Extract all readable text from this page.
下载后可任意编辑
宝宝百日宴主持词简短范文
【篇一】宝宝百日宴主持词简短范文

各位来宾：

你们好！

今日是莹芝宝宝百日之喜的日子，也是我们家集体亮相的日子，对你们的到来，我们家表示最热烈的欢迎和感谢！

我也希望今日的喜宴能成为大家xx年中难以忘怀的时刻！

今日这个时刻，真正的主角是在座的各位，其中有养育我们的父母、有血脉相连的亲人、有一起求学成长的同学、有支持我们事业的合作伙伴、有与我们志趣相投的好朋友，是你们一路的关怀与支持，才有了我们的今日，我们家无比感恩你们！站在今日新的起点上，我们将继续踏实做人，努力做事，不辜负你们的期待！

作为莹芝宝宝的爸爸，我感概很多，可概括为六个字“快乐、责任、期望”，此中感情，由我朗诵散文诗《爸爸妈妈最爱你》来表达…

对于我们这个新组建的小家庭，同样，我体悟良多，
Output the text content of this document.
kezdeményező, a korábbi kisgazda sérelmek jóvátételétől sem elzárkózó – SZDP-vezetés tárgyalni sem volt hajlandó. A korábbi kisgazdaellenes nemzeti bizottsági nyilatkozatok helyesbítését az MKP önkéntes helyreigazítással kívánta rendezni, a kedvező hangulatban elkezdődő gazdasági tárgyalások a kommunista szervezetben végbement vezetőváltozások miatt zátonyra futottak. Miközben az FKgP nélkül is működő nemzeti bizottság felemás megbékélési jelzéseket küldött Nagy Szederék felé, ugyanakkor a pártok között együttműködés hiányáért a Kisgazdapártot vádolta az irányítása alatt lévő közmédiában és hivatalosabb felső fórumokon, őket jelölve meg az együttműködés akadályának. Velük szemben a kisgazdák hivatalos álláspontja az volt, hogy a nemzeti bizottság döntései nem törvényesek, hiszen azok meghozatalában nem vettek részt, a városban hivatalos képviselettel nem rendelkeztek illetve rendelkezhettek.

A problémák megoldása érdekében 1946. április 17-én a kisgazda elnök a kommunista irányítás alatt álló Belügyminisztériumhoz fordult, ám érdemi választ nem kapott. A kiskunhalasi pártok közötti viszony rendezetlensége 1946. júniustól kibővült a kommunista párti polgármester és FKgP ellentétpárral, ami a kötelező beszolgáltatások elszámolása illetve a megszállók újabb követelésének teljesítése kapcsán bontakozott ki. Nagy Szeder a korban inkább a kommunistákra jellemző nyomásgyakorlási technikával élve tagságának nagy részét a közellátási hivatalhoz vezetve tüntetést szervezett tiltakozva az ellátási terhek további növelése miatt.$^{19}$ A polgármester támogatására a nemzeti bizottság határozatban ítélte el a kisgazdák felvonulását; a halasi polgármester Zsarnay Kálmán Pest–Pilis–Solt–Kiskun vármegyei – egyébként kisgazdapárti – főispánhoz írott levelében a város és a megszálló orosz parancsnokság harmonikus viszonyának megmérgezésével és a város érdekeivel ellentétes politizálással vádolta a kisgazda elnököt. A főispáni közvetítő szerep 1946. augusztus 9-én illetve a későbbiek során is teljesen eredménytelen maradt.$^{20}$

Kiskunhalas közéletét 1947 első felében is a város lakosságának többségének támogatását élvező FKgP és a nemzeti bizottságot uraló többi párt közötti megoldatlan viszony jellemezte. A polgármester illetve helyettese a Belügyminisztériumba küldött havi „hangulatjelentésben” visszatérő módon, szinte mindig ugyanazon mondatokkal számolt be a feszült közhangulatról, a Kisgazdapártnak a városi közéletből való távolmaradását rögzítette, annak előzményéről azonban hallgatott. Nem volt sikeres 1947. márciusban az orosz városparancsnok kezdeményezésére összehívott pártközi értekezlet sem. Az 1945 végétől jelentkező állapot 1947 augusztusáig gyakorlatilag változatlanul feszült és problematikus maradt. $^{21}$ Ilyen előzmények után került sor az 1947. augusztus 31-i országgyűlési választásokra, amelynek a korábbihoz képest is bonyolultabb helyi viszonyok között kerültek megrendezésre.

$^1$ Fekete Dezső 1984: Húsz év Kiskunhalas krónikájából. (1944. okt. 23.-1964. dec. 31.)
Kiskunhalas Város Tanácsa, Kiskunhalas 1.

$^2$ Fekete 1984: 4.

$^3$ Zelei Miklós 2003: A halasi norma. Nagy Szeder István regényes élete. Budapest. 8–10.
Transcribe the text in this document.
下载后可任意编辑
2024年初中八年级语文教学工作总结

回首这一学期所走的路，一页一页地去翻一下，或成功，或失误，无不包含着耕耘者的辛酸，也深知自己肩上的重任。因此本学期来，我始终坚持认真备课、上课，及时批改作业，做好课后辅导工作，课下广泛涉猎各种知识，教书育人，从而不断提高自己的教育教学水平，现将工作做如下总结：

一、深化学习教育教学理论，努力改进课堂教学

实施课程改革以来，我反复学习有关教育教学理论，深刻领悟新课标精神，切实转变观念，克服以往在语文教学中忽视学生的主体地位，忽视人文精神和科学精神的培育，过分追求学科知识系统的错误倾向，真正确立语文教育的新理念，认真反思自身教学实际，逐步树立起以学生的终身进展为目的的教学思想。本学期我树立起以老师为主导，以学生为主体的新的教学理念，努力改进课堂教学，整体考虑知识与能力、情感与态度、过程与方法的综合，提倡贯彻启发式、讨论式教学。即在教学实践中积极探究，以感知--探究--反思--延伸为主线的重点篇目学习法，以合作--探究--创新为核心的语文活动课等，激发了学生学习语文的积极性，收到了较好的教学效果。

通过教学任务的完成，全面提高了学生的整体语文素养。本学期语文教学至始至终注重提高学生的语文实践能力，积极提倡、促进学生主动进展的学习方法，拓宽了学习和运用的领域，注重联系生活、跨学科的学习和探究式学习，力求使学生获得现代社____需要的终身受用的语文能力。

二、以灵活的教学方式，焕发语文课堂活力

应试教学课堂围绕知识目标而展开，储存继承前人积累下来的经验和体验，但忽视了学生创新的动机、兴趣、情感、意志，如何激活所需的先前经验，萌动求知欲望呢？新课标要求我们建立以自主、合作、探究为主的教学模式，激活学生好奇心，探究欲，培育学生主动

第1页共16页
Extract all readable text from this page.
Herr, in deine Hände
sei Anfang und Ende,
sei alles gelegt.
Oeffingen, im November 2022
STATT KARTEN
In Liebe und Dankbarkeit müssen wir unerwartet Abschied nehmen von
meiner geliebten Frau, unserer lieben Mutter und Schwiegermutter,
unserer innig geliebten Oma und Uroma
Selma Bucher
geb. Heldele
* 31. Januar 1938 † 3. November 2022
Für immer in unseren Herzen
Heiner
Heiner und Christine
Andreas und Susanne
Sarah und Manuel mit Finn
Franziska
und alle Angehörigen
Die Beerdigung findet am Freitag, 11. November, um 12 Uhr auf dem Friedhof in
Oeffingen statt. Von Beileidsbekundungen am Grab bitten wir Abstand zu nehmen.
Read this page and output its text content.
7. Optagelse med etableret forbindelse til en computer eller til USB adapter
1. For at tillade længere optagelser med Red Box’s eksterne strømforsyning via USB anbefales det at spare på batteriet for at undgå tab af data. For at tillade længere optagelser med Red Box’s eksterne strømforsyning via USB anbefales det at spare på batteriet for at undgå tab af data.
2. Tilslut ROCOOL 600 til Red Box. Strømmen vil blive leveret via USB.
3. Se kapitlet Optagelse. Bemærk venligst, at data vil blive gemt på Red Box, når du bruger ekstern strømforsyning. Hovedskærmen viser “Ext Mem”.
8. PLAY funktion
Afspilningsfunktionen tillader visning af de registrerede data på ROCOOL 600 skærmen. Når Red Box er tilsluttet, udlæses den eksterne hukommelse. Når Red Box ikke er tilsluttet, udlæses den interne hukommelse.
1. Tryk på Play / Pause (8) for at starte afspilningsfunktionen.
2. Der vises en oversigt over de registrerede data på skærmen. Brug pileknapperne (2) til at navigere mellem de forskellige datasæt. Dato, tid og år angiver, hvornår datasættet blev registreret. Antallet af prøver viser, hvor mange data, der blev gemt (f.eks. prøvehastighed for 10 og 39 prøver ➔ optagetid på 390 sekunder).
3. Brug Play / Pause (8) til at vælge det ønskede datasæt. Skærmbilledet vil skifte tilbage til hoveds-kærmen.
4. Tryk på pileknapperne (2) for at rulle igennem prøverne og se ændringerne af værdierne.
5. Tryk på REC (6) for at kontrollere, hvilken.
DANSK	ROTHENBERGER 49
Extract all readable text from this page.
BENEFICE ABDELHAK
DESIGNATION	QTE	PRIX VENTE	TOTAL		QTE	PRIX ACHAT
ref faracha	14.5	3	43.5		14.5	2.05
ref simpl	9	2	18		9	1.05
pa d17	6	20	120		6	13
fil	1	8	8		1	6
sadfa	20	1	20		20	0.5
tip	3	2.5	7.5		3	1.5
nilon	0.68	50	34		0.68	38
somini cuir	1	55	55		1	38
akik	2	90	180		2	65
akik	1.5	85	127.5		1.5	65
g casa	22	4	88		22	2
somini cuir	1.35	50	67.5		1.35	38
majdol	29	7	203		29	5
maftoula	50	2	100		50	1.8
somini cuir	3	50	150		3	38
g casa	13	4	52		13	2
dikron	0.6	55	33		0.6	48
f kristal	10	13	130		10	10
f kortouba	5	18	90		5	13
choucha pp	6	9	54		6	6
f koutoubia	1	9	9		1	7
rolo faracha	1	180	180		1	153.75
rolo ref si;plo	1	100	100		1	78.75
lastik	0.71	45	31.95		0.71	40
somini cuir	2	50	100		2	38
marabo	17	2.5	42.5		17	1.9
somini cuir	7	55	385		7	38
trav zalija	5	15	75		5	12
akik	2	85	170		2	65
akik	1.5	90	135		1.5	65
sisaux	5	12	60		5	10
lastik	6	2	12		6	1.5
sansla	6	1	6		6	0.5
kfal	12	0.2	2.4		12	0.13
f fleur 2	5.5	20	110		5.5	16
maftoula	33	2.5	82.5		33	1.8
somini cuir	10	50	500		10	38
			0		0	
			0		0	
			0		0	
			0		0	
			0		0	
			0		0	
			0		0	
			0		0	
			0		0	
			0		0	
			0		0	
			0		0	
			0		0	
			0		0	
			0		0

####################

TASK STATEMENT: Identify lines with the string "lastik". Copy each one.

SOLUTION FOR THIS PROBLEM:
lastik	0.71	45	31.95		0.71	40
lastik	6	2	12		6	1.5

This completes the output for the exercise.